- [ITEMS]:
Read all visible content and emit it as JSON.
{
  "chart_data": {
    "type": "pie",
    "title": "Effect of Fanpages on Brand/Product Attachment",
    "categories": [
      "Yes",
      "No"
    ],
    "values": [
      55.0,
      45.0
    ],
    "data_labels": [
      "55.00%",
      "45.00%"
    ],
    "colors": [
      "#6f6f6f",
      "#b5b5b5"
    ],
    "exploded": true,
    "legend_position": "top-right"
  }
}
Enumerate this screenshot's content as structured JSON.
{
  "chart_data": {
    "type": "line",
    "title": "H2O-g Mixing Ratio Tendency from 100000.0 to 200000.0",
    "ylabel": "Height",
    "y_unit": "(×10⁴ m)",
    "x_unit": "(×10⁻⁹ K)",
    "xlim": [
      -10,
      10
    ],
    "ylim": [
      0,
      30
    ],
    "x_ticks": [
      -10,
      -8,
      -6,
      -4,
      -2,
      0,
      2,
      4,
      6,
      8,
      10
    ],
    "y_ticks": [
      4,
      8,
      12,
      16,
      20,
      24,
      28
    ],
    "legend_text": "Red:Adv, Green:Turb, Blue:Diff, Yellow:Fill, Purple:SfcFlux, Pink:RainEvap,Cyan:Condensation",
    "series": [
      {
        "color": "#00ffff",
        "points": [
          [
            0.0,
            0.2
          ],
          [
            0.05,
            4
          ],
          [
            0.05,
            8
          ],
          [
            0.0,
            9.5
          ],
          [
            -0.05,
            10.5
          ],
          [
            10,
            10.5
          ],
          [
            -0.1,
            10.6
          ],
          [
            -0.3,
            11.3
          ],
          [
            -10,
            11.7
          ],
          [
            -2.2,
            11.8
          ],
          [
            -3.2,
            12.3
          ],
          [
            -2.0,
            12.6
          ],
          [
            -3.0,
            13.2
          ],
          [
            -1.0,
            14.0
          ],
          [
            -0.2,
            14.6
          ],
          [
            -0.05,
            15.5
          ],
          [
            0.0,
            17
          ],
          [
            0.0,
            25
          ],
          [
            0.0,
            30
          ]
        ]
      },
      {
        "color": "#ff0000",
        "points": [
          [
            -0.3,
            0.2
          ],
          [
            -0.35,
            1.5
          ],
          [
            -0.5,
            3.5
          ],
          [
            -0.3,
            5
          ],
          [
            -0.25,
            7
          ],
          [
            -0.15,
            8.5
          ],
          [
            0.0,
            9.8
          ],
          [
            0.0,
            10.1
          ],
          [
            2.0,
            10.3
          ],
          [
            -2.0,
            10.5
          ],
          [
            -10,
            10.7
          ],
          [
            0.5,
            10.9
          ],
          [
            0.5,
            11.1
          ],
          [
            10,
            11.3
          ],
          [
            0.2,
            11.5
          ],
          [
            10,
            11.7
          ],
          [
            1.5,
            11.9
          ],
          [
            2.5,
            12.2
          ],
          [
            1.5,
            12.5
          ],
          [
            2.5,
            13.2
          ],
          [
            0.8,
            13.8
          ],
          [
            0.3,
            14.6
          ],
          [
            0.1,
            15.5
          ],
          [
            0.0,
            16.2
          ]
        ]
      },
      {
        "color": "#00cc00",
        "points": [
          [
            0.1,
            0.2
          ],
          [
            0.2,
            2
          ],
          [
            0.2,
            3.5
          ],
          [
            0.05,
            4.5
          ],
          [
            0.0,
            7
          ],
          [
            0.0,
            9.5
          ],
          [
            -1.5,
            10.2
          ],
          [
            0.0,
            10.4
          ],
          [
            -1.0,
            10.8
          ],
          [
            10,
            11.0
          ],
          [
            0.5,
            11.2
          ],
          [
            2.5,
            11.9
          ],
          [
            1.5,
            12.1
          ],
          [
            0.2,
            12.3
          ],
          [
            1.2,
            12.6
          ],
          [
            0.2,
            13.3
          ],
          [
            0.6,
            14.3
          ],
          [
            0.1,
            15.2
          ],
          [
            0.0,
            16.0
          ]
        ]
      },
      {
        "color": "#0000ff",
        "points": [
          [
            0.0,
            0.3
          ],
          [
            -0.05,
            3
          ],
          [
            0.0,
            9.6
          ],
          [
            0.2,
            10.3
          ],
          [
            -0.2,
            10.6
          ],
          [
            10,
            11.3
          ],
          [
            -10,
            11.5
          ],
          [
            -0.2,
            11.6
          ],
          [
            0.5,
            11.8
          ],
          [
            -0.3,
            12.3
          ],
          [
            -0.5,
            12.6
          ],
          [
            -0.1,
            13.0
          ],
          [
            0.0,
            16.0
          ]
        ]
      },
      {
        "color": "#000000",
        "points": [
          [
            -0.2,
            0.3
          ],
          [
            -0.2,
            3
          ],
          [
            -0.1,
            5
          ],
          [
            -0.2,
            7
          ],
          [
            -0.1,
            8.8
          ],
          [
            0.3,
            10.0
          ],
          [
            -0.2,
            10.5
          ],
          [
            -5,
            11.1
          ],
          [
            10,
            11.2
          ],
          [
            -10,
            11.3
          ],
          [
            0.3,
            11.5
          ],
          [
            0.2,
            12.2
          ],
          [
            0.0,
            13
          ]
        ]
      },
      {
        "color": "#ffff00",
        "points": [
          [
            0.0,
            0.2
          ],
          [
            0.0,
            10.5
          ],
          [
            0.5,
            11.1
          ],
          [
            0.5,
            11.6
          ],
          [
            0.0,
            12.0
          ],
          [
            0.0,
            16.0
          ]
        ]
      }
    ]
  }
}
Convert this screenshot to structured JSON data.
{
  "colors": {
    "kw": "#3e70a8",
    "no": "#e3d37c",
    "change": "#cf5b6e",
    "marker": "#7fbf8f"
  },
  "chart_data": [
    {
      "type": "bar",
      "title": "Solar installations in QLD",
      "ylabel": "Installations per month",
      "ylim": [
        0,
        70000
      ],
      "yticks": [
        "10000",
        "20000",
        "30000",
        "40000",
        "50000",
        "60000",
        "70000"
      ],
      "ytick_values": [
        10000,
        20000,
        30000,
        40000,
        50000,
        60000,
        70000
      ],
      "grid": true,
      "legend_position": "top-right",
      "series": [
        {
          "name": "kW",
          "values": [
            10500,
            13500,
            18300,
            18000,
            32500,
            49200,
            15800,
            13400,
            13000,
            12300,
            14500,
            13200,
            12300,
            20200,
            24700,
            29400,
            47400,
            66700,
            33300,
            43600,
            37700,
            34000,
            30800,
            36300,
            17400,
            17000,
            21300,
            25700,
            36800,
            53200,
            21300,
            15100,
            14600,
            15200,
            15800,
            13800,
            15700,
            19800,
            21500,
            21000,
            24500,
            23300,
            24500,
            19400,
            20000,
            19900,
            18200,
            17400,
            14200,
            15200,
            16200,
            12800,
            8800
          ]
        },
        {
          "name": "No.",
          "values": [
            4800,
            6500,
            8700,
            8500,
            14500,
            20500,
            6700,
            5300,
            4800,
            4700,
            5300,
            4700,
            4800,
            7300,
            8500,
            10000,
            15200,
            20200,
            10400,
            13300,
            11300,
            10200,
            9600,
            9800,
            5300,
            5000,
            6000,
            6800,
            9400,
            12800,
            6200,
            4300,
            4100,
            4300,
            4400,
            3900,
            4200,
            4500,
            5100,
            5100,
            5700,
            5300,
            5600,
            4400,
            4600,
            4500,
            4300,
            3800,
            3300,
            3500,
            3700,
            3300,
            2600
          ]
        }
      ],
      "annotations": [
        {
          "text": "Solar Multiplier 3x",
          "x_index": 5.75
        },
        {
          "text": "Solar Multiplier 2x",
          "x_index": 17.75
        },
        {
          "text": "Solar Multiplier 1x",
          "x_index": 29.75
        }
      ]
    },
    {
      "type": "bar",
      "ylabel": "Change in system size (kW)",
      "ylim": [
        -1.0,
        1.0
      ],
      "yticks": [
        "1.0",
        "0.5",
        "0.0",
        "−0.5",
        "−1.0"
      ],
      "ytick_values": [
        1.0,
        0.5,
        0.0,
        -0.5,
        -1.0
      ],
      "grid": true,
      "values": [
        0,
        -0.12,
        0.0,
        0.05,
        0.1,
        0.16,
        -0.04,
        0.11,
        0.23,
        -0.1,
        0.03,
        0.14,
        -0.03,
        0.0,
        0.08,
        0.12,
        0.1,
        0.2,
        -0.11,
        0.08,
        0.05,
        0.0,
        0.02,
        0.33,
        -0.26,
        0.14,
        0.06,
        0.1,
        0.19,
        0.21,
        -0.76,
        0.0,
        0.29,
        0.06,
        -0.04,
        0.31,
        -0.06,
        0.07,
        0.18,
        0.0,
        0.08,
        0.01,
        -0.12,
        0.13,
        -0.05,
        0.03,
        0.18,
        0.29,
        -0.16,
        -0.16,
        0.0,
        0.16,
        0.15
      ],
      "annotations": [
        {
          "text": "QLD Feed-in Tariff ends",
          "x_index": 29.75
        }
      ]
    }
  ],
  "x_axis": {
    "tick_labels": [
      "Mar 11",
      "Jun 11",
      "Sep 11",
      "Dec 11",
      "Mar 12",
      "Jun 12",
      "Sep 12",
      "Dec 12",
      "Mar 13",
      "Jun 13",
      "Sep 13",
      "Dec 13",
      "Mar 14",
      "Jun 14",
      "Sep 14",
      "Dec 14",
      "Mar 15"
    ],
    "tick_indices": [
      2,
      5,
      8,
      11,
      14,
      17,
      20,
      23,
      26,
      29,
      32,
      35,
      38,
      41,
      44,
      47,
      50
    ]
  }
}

- [WORK TO BE COMPLETED]:
Whichever lines contain the string "content", select and copy them.

- [ANSWER TO THE PROBLEM]:
Read all visible content and emit it as JSON.
Enumerate this screenshot's content as structured JSON.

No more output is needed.